■ **WORK TO COMPLETE**
Write the records below out in full, character for character, with no pictures.

■ **INPUT**
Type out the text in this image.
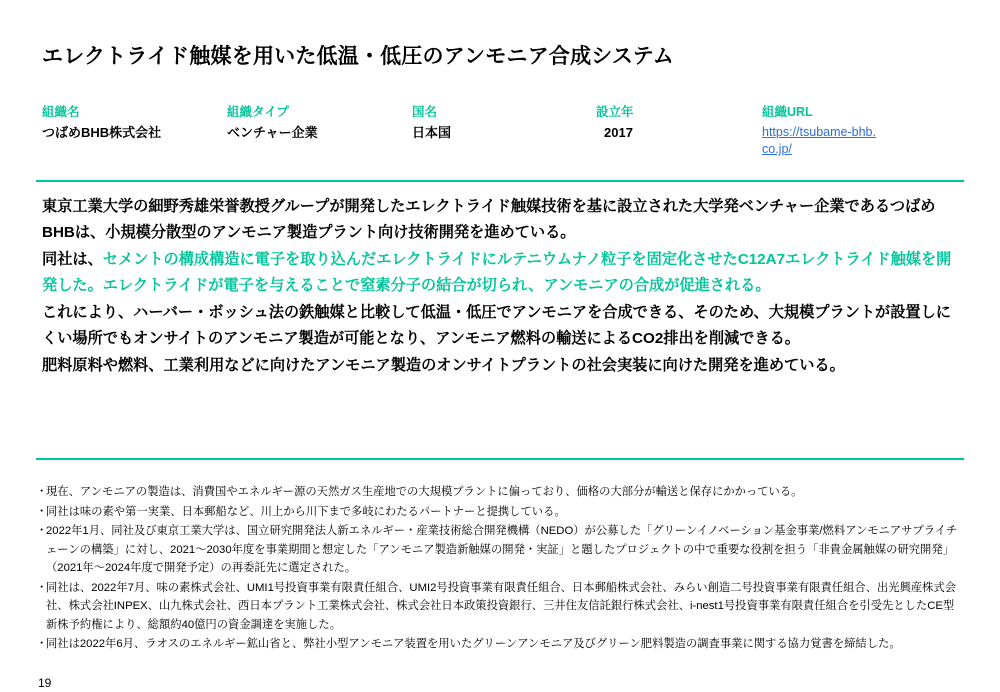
エレクトライド触媒を用いた低温・低圧のアンモニア合成システム
組織名
つばめBHB株式会社
組織タイプ
ベンチャー企業
国名
日本国
設立年
2017
組織URL
https://tsubame-bhb.co.jp/

東京工業大学の細野秀雄栄誉教授グループが開発したエレクトライド触媒技術を基に設立された大学発ベンチャー企業であるつばめBHBは、小規模分散型のアンモニア製造プラント向け技術開発を進めている。

同社は、セメントの構成構造に電子を取り込んだエレクトライドにルテニウムナノ粒子を固定化させたC12A7エレクトライド触媒を開発した。エレクトライドが電子を与えることで窒素分子の結合が切られ、アンモニアの合成が促進される。

これにより、ハーバー・ボッシュ法の鉄触媒と比較して低温・低圧でアンモニアを合成できる、そのため、大規模プラントが設置しにくい場所でもオンサイトのアンモニア製造が可能となり、アンモニア燃料の輸送によるCO2排出を削減できる。

肥料原料や燃料、工業利用などに向けたアンモニア製造のオンサイトプラントの社会実装に向けた開発を進めている。

・
現在、アンモニアの製造は、消費国やエネルギー源の天然ガス生産地での大規模プラントに偏っており、価格の大部分が輸送と保存にかかっている。

・
同社は味の素や第一実業、日本郵船など、川上から川下まで多岐にわたるパートナーと提携している。

・
2022年1月、同社及び東京工業大学は、国立研究開発法人新エネルギー・産業技術総合開発機構（NEDO）が公募した「グリーンイノベーション基金事業/燃料アンモニアサプライチェーンの構築」に対し、2021～2030年度を事業期間と想定した「アンモニア製造新触媒の開発・実証」と題したプロジェクトの中で重要な役割を担う「非貴金属触媒の研究開発」（2021年～2024年度で開発予定）の再委託先に選定された。

・
同社は、2022年7月、味の素株式会社、UMI1号投資事業有限責任組合、UMI2号投資事業有限責任組合、日本郵船株式会社、みらい創造二号投資事業有限責任組合、出光興産株式会社、株式会社INPEX、山九株式会社、西日本プラント工業株式会社、株式会社日本政策投資銀行、三井住友信託銀行株式会社、i-nest1号投資事業有限責任組合を引受先としたCE型新株予約権により、総額約40億円の資金調達を実施した。

・
同社は2022年6月、ラオスのエネルギー鉱山省と、弊社小型アンモニア装置を用いたグリーンアンモニア及びグリーン肥料製造の調査事業に関する協力覚書を締結した。

19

■ **WRITTEN REPLY**
Type out the text in this image.
エレクトライド触媒を用いた低温・低圧のアンモニア合成システム
組織名
つばめBHB株式会社
組織タイプ
ベンチャー企業
国名
日本国
設立年
2017
組織URL
https://tsubame-bhb.co.jp/

東京工業大学の細野秀雄栄誉教授グループが開発したエレクトライド触媒技術を基に設立された大学発ベンチャー企業であるつばめBHBは、小規模分散型のアンモニア製造プラント向け技術開発を進めている。

同社は、セメントの構成構造に電子を取り込んだエレクトライドにルテニウムナノ粒子を固定化させたC12A7エレクトライド触媒を開発した。エレクトライドが電子を与えることで窒素分子の結合が切られ、アンモニアの合成が促進される。

これにより、ハーバー・ボッシュ法の鉄触媒と比較して低温・低圧でアンモニアを合成できる、そのため、大規模プラントが設置しにくい場所でもオンサイトのアンモニア製造が可能となり、アンモニア燃料の輸送によるCO2排出を削減できる。

肥料原料や燃料、工業利用などに向けたアンモニア製造のオンサイトプラントの社会実装に向けた開発を進めている。

・
現在、アンモニアの製造は、消費国やエネルギー源の天然ガス生産地での大規模プラントに偏っており、価格の大部分が輸送と保存にかかっている。

・
同社は味の素や第一実業、日本郵船など、川上から川下まで多岐にわたるパートナーと提携している。

・
2022年1月、同社及び東京工業大学は、国立研究開発法人新エネルギー・産業技術総合開発機構（NEDO）が公募した「グリーンイノベーション基金事業/燃料アンモニアサプライチェーンの構築」に対し、2021～2030年度を事業期間と想定した「アンモニア製造新触媒の開発・実証」と題したプロジェクトの中で重要な役割を担う「非貴金属触媒の研究開発」（2021年～2024年度で開発予定）の再委託先に選定された。

・
同社は、2022年7月、味の素株式会社、UMI1号投資事業有限責任組合、UMI2号投資事業有限責任組合、日本郵船株式会社、みらい創造二号投資事業有限責任組合、出光興産株式会社、株式会社INPEX、山九株式会社、西日本プラント工業株式会社、株式会社日本政策投資銀行、三井住友信託銀行株式会社、i-nest1号投資事業有限責任組合を引受先としたCE型新株予約権により、総額約40億円の資金調達を実施した。

・
同社は2022年6月、ラオスのエネルギー鉱山省と、弊社小型アンモニア装置を用いたグリーンアンモニア及びグリーン肥料製造の調査事業に関する協力覚書を締結した。

19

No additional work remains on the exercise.